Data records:

══════════════════════════════

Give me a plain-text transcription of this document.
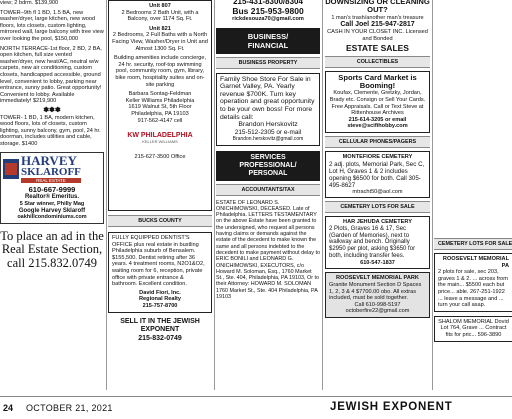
view; 2 bdrm. $139,900

TOWER–9th fl 1 BD, 1.5 BA, new washer/dryer, large kitchen, new wood floors, lots closets, custom lighting, mirrored wall, large balcony with tree view over looking the pool, $150,000

NORTH TERRACE-1st floor, 2 BD, 2 BA, open kitchen, full size vented washer/dryer, new heat/AC, neutral w/w carpets, new air conditioning, custom closets, handicapped accessible, ground level, convenient to lobby, parking near entrance, sunny patio. Great opportunity! Convenient to lobby. Available immediately! $219,900

✽✽✽

TOWER- 1 BD, 1 BA, modern kitchen, wood floors, lots of closets, custom lighting, sunny balcony, gym, pool, 24 hr. doorman, includes utilities and cable, storage. $1400

HARVEY
SKLAROFF
REAL ESTATE

610-667-9999

Realtor® Emeritus.

5 Star winner, Philly Mag

Google Harvey Sklaroff

oakhillcondominiums.com

To place an ad in the Real Estate Section, call 215.832.0749

Unit 807

2 Bedrooms 2 Bath Unit, with a Balcony, over 1174 Sq. Ft.

Unit 821

2 Bedrooms, 2 Full Baths with a North Facing View, Washer/Dryer in Unit and Almost 1300 Sq. Ft.

Building amenities include concierge, 24 hr. security, roof-top swimming pool, community room, gym, library, bike room, hospitality suites and on-site parking

Barbara Sontag-Feldman

Keller Williams Philadelphia

1619 Walnut St, 5th Floor

Philadelphia, PA 19103

917-562-4147 cell

KW PHILADELPHIA
KELLER WILLIAMS

215-627-3500 Office

BUCKS COUNTY

FULLY EQUIPPED DENTIST'S OFFICE plus real estate in bustling Philadelphia suburb of Bensalem. $155,500. Dentist retiring after 36 years. 4 treatment rooms, N2O1&O2, waiting room for 6, reception, private office with private entrance & bathroom. Excellent condition.

David Fiori, Inc.

Regional Realty

215-757-8700

SELL IT IN THE JEWISH EXPONENT

215-832-0749

215-431-8300/8304

Bus 215-953-9800

rickdesouza70@gmail.com

BUSINESS/
FINANCIAL
BUSINESS PROPERTY

Family Shoe Store For Sale in Garnet Valley, PA. Yearly revenue $700K. Turn key operation and great opportunity to be your own boss! For more details call:

Brandon Herskovitz

215-512-2305 or e-mail

Brandon.herskovitz@gmail.com

SERVICES
PROFESSIONAL/
PERSONAL
ACCOUNTANTS/TAX

ESTATE OF LEONARD S. ONICHIMOWSKI, DECEASED. Late of Philadelphia. LETTERS TESTAMENTARY on the above Estate have been granted to the undersigned, who request all persons having claims or demands against the estate of the decedent to make known the same and all persons indebted to the decedent to make payment without delay to ERIC BONILI and LEONARD G. ONICHIMOWSKI, EXECUTORS, c/o Howard M. Soloman, Esq., 1760 Market St., Ste. 404, Philadelphia, PA 19103, Or to their Attorney: HOWARD M. SOLOMAN 1760 Market St., Ste. 404 Philadelphia, PA 19103

DOWNSIZING OR CLEANING OUT?

1 man's trash/another man's treasure

Call Joel 215-947-2817

CASH IN YOUR CLOSET INC. Licensed and Bonded

ESTATE SALES

COLLECTIBLES

Sports Card Market is Booming!

Koufax, Clemente, Gretzky, Jordan, Brady etc. Consign or Sell Your Cards. Free Appraisals. Call or Text Steve at Rittenhouse Archives

215-614-3205 or email

steve@scifihobby.com

CELLULAR PHONES/PAGERS

MONTEFIORE CEMETERY

2 adj. plots, Memorial Park, Sec C, Lot H, Graves 1 & 2 includes opening $6500 for both. Call 305-495-8627

mtracht50@aol.com

CEMETERY LOTS FOR SALE

HAR JEHUDA CEMETERY

2 Plots, Graves 16 & 17, Sec (Garden of Memories), next to walkway and bench. Originally $2950 per plot, asking $3650 for both, including transfer fees.

610-547-1837

ROOSEVELT MEMORIAL PARK

Granite Monument Section D Spaces 1, 2, 3 & 4 $7700.00 obo. All extras included, must be sold together.

Call 610-998-5197

octoberfire22@gmail.com

CEMETERY LOTS FOR SALE

ROOSEVELT MEMORIAL PA

2 plots for sale, sec 203, graves 1 & 2. ... across from the main... $5500 each but price... able. 267-251-1922 ... leave a message and ... turn your call asap.

SHALOM MEMORIAL Dovid Lot 764, Grave ... Contract fits for pric... 596-3890

24 OCTOBER 21, 2021	JEWISH EXPONENT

══════════════════════════════

- GIVEN PROBLEM
Find all the lines containing "includes" in the material, then copy them.

- THE RESULT
TOWER- 1 BD, 1 BA, modern kitchen, wood floors, lots of closets, custom lighting, sunny balcony, gym, pool, 24 hr. doorman, includes utilities and cable, storage. $1400
2 adj. plots, Memorial Park, Sec C, Lot H, Graves 1 & 2 includes opening $6500 for both. Call 305-495-8627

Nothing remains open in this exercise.